Stored data:
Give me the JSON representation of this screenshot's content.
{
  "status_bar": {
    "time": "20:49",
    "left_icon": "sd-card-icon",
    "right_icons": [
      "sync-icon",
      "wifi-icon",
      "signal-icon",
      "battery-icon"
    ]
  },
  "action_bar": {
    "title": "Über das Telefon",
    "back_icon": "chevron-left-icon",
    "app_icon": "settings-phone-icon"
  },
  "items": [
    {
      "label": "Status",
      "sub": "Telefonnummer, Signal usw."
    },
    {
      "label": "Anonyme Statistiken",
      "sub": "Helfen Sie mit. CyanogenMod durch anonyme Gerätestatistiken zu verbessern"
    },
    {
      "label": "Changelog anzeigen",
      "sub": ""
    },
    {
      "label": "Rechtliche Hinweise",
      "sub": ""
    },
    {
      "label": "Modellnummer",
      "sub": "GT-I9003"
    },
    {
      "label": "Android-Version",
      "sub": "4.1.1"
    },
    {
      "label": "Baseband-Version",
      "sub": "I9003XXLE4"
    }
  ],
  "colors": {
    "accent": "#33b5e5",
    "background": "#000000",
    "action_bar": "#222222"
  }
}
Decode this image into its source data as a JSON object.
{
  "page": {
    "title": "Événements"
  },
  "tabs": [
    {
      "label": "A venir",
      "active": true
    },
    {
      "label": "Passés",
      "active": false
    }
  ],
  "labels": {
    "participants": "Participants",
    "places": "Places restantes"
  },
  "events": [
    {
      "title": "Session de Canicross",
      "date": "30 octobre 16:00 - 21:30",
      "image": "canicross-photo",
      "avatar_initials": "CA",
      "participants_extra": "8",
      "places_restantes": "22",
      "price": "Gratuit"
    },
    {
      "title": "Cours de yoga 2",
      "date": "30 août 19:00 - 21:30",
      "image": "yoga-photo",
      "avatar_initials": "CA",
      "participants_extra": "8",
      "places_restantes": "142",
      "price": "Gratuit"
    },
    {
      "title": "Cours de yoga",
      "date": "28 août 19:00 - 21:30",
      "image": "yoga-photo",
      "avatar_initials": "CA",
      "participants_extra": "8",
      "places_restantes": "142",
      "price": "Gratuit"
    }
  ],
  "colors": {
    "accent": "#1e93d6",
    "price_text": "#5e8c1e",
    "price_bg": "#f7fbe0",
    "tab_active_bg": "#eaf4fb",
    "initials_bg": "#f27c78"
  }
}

→ Set task
Print all of the entries again, exactly as written.

→ Expected answer
Give me the JSON representation of this screenshot's content.
{
  "status_bar": {
    "time": "20:49",
    "left_icon": "sd-card-icon",
    "right_icons": [
      "sync-icon",
      "wifi-icon",
      "signal-icon",
      "battery-icon"
    ]
  },
  "action_bar": {
    "title": "Über das Telefon",
    "back_icon": "chevron-left-icon",
    "app_icon": "settings-phone-icon"
  },
  "items": [
    {
      "label": "Status",
      "sub": "Telefonnummer, Signal usw."
    },
    {
      "label": "Anonyme Statistiken",
      "sub": "Helfen Sie mit. CyanogenMod durch anonyme Gerätestatistiken zu verbessern"
    },
    {
      "label": "Changelog anzeigen",
      "sub": ""
    },
    {
      "label": "Rechtliche Hinweise",
      "sub": ""
    },
    {
      "label": "Modellnummer",
      "sub": "GT-I9003"
    },
    {
      "label": "Android-Version",
      "sub": "4.1.1"
    },
    {
      "label": "Baseband-Version",
      "sub": "I9003XXLE4"
    }
  ],
  "colors": {
    "accent": "#33b5e5",
    "background": "#000000",
    "action_bar": "#222222"
  }
}
Decode this image into its source data as a JSON object.
{
  "page": {
    "title": "Événements"
  },
  "tabs": [
    {
      "label": "A venir",
      "active": true
    },
    {
      "label": "Passés",
      "active": false
    }
  ],
  "labels": {
    "participants": "Participants",
    "places": "Places restantes"
  },
  "events": [
    {
      "title": "Session de Canicross",
      "date": "30 octobre 16:00 - 21:30",
      "image": "canicross-photo",
      "avatar_initials": "CA",
      "participants_extra": "8",
      "places_restantes": "22",
      "price": "Gratuit"
    },
    {
      "title": "Cours de yoga 2",
      "date": "30 août 19:00 - 21:30",
      "image": "yoga-photo",
      "avatar_initials": "CA",
      "participants_extra": "8",
      "places_restantes": "142",
      "price": "Gratuit"
    },
    {
      "title": "Cours de yoga",
      "date": "28 août 19:00 - 21:30",
      "image": "yoga-photo",
      "avatar_initials": "CA",
      "participants_extra": "8",
      "places_restantes": "142",
      "price": "Gratuit"
    }
  ],
  "colors": {
    "accent": "#1e93d6",
    "price_text": "#5e8c1e",
    "price_bg": "#f7fbe0",
    "tab_active_bg": "#eaf4fb",
    "initials_bg": "#f27c78"
  }
}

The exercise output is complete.